### [Data items]
+===+

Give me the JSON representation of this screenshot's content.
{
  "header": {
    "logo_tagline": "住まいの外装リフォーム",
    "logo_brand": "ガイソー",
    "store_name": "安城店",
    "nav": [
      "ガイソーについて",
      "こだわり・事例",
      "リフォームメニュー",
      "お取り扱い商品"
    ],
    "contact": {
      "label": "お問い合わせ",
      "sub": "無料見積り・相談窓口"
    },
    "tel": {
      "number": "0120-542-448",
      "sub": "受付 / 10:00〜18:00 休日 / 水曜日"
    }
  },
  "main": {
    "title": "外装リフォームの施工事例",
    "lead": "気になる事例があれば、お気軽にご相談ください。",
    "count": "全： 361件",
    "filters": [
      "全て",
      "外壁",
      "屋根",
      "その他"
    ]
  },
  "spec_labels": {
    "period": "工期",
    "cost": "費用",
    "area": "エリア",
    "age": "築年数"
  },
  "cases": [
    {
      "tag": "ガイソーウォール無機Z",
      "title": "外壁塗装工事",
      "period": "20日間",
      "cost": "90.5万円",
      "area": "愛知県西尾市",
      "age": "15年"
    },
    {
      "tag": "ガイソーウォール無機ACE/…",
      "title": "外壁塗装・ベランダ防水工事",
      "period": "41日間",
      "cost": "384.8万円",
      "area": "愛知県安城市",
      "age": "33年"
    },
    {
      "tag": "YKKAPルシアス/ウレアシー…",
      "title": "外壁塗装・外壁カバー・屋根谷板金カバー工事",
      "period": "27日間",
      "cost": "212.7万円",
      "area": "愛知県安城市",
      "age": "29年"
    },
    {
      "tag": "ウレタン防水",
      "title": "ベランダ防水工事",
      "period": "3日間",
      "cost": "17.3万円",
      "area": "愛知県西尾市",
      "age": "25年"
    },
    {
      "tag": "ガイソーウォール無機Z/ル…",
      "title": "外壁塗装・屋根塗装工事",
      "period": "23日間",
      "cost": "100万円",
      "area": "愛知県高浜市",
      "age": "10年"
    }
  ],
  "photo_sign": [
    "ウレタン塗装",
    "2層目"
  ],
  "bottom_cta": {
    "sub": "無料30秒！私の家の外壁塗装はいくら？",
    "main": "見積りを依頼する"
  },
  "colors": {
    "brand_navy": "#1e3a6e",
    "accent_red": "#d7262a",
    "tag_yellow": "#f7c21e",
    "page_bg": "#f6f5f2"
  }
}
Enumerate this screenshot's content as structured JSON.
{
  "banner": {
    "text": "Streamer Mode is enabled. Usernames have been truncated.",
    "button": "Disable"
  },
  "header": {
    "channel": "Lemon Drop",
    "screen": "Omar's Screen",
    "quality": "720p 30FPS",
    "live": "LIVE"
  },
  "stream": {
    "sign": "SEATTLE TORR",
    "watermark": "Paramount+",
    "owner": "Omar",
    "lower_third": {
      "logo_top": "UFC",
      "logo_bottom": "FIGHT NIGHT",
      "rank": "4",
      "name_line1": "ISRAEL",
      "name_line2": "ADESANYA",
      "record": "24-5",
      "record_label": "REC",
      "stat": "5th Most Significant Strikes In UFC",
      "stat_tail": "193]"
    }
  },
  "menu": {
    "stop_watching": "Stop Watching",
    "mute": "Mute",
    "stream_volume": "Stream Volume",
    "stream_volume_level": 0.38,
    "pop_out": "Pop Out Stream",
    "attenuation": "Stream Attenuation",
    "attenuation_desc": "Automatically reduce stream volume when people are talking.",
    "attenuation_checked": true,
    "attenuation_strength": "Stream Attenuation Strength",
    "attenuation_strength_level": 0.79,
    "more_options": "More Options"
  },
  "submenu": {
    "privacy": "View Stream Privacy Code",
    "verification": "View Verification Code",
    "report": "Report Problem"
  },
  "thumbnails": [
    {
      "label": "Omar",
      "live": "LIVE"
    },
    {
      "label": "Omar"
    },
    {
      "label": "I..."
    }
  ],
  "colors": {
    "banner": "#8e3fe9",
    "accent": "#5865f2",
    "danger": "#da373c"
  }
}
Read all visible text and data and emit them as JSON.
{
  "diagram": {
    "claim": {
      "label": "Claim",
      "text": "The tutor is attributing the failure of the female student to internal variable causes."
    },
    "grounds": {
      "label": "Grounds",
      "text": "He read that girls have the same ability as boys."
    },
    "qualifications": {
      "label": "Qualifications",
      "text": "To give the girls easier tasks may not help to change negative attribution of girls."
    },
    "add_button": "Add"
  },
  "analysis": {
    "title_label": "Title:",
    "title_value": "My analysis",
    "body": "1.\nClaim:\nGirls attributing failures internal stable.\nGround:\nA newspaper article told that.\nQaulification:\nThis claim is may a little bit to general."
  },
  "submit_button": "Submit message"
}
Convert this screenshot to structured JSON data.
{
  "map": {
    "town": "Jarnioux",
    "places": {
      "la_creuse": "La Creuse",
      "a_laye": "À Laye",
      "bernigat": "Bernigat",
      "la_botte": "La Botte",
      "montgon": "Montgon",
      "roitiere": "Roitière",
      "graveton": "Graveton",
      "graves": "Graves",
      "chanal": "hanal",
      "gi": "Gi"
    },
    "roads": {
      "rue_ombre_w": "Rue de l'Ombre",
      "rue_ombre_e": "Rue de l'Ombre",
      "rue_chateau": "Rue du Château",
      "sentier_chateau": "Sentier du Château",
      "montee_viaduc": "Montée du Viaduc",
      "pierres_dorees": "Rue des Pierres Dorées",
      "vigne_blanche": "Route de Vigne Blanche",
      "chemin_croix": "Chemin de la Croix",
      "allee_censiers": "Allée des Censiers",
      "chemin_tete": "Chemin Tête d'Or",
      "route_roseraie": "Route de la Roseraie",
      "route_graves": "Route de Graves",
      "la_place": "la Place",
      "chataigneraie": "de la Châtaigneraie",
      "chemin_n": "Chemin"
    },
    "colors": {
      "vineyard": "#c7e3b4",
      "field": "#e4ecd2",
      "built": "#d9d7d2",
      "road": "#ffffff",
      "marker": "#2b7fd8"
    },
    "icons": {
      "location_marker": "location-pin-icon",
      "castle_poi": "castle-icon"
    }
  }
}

+===+

### [Exercise directions]
Print the records above exactly as they appear.

### [Solved problem]
Give me the JSON representation of this screenshot's content.
{
  "header": {
    "logo_tagline": "住まいの外装リフォーム",
    "logo_brand": "ガイソー",
    "store_name": "安城店",
    "nav": [
      "ガイソーについて",
      "こだわり・事例",
      "リフォームメニュー",
      "お取り扱い商品"
    ],
    "contact": {
      "label": "お問い合わせ",
      "sub": "無料見積り・相談窓口"
    },
    "tel": {
      "number": "0120-542-448",
      "sub": "受付 / 10:00〜18:00 休日 / 水曜日"
    }
  },
  "main": {
    "title": "外装リフォームの施工事例",
    "lead": "気になる事例があれば、お気軽にご相談ください。",
    "count": "全： 361件",
    "filters": [
      "全て",
      "外壁",
      "屋根",
      "その他"
    ]
  },
  "spec_labels": {
    "period": "工期",
    "cost": "費用",
    "area": "エリア",
    "age": "築年数"
  },
  "cases": [
    {
      "tag": "ガイソーウォール無機Z",
      "title": "外壁塗装工事",
      "period": "20日間",
      "cost": "90.5万円",
      "area": "愛知県西尾市",
      "age": "15年"
    },
    {
      "tag": "ガイソーウォール無機ACE/…",
      "title": "外壁塗装・ベランダ防水工事",
      "period": "41日間",
      "cost": "384.8万円",
      "area": "愛知県安城市",
      "age": "33年"
    },
    {
      "tag": "YKKAPルシアス/ウレアシー…",
      "title": "外壁塗装・外壁カバー・屋根谷板金カバー工事",
      "period": "27日間",
      "cost": "212.7万円",
      "area": "愛知県安城市",
      "age": "29年"
    },
    {
      "tag": "ウレタン防水",
      "title": "ベランダ防水工事",
      "period": "3日間",
      "cost": "17.3万円",
      "area": "愛知県西尾市",
      "age": "25年"
    },
    {
      "tag": "ガイソーウォール無機Z/ル…",
      "title": "外壁塗装・屋根塗装工事",
      "period": "23日間",
      "cost": "100万円",
      "area": "愛知県高浜市",
      "age": "10年"
    }
  ],
  "photo_sign": [
    "ウレタン塗装",
    "2層目"
  ],
  "bottom_cta": {
    "sub": "無料30秒！私の家の外壁塗装はいくら？",
    "main": "見積りを依頼する"
  },
  "colors": {
    "brand_navy": "#1e3a6e",
    "accent_red": "#d7262a",
    "tag_yellow": "#f7c21e",
    "page_bg": "#f6f5f2"
  }
}
Enumerate this screenshot's content as structured JSON.
{
  "banner": {
    "text": "Streamer Mode is enabled. Usernames have been truncated.",
    "button": "Disable"
  },
  "header": {
    "channel": "Lemon Drop",
    "screen": "Omar's Screen",
    "quality": "720p 30FPS",
    "live": "LIVE"
  },
  "stream": {
    "sign": "SEATTLE TORR",
    "watermark": "Paramount+",
    "owner": "Omar",
    "lower_third": {
      "logo_top": "UFC",
      "logo_bottom": "FIGHT NIGHT",
      "rank": "4",
      "name_line1": "ISRAEL",
      "name_line2": "ADESANYA",
      "record": "24-5",
      "record_label": "REC",
      "stat": "5th Most Significant Strikes In UFC",
      "stat_tail": "193]"
    }
  },
  "menu": {
    "stop_watching": "Stop Watching",
    "mute": "Mute",
    "stream_volume": "Stream Volume",
    "stream_volume_level": 0.38,
    "pop_out": "Pop Out Stream",
    "attenuation": "Stream Attenuation",
    "attenuation_desc": "Automatically reduce stream volume when people are talking.",
    "attenuation_checked": true,
    "attenuation_strength": "Stream Attenuation Strength",
    "attenuation_strength_level": 0.79,
    "more_options": "More Options"
  },
  "submenu": {
    "privacy": "View Stream Privacy Code",
    "verification": "View Verification Code",
    "report": "Report Problem"
  },
  "thumbnails": [
    {
      "label": "Omar",
      "live": "LIVE"
    },
    {
      "label": "Omar"
    },
    {
      "label": "I..."
    }
  ],
  "colors": {
    "banner": "#8e3fe9",
    "accent": "#5865f2",
    "danger": "#da373c"
  }
}
Read all visible text and data and emit them as JSON.
{
  "diagram": {
    "claim": {
      "label": "Claim",
      "text": "The tutor is attributing the failure of the female student to internal variable causes."
    },
    "grounds": {
      "label": "Grounds",
      "text": "He read that girls have the same ability as boys."
    },
    "qualifications": {
      "label": "Qualifications",
      "text": "To give the girls easier tasks may not help to change negative attribution of girls."
    },
    "add_button": "Add"
  },
  "analysis": {
    "title_label": "Title:",
    "title_value": "My analysis",
    "body": "1.\nClaim:\nGirls attributing failures internal stable.\nGround:\nA newspaper article told that.\nQaulification:\nThis claim is may a little bit to general."
  },
  "submit_button": "Submit message"
}
Convert this screenshot to structured JSON data.
{
  "map": {
    "town": "Jarnioux",
    "places": {
      "la_creuse": "La Creuse",
      "a_laye": "À Laye",
      "bernigat": "Bernigat",
      "la_botte": "La Botte",
      "montgon": "Montgon",
      "roitiere": "Roitière",
      "graveton": "Graveton",
      "graves": "Graves",
      "chanal": "hanal",
      "gi": "Gi"
    },
    "roads": {
      "rue_ombre_w": "Rue de l'Ombre",
      "rue_ombre_e": "Rue de l'Ombre",
      "rue_chateau": "Rue du Château",
      "sentier_chateau": "Sentier du Château",
      "montee_viaduc": "Montée du Viaduc",
      "pierres_dorees": "Rue des Pierres Dorées",
      "vigne_blanche": "Route de Vigne Blanche",
      "chemin_croix": "Chemin de la Croix",
      "allee_censiers": "Allée des Censiers",
      "chemin_tete": "Chemin Tête d'Or",
      "route_roseraie": "Route de la Roseraie",
      "route_graves": "Route de Graves",
      "la_place": "la Place",
      "chataigneraie": "de la Châtaigneraie",
      "chemin_n": "Chemin"
    },
    "colors": {
      "vineyard": "#c7e3b4",
      "field": "#e4ecd2",
      "built": "#d9d7d2",
      "road": "#ffffff",
      "marker": "#2b7fd8"
    },
    "icons": {
      "location_marker": "location-pin-icon",
      "castle_poi": "castle-icon"
    }
  }
}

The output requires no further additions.